• REQUEST
In this exercise, reproduce all the entries that follow exactly.

* * * * *

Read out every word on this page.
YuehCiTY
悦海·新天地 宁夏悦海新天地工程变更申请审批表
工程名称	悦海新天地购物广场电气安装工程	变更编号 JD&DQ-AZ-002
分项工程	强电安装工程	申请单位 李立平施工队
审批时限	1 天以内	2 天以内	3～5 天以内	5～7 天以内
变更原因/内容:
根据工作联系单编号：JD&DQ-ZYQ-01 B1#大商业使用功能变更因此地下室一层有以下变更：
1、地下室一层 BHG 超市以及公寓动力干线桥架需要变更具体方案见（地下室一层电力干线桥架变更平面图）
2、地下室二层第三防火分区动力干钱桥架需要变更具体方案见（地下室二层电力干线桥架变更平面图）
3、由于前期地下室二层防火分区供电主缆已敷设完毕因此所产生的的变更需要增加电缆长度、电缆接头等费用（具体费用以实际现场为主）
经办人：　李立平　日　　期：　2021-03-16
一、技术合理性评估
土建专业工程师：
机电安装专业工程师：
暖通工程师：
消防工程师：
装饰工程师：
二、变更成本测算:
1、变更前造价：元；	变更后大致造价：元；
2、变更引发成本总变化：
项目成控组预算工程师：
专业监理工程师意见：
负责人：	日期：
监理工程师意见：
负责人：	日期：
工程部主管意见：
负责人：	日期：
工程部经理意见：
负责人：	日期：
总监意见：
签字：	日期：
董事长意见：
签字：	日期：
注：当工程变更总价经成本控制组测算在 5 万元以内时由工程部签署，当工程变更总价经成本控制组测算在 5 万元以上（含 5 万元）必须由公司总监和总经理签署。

* * * * *

• EXPECTED OUTPUT
Read out every word on this page.
YuehCiTY
悦海·新天地 宁夏悦海新天地工程变更申请审批表
工程名称	悦海新天地购物广场电气安装工程	变更编号 JD&DQ-AZ-002
分项工程	强电安装工程	申请单位 李立平施工队
审批时限	1 天以内	2 天以内	3～5 天以内	5～7 天以内
变更原因/内容:
根据工作联系单编号：JD&DQ-ZYQ-01 B1#大商业使用功能变更因此地下室一层有以下变更：
1、地下室一层 BHG 超市以及公寓动力干线桥架需要变更具体方案见（地下室一层电力干线桥架变更平面图）
2、地下室二层第三防火分区动力干钱桥架需要变更具体方案见（地下室二层电力干线桥架变更平面图）
3、由于前期地下室二层防火分区供电主缆已敷设完毕因此所产生的的变更需要增加电缆长度、电缆接头等费用（具体费用以实际现场为主）
经办人：　李立平　日　　期：　2021-03-16
一、技术合理性评估
土建专业工程师：
机电安装专业工程师：
暖通工程师：
消防工程师：
装饰工程师：
二、变更成本测算:
1、变更前造价：元；	变更后大致造价：元；
2、变更引发成本总变化：
项目成控组预算工程师：
专业监理工程师意见：
负责人：	日期：
监理工程师意见：
负责人：	日期：
工程部主管意见：
负责人：	日期：
工程部经理意见：
负责人：	日期：
总监意见：
签字：	日期：
董事长意见：
签字：	日期：
注：当工程变更总价经成本控制组测算在 5 万元以内时由工程部签署，当工程变更总价经成本控制组测算在 5 万元以上（含 5 万元）必须由公司总监和总经理签署。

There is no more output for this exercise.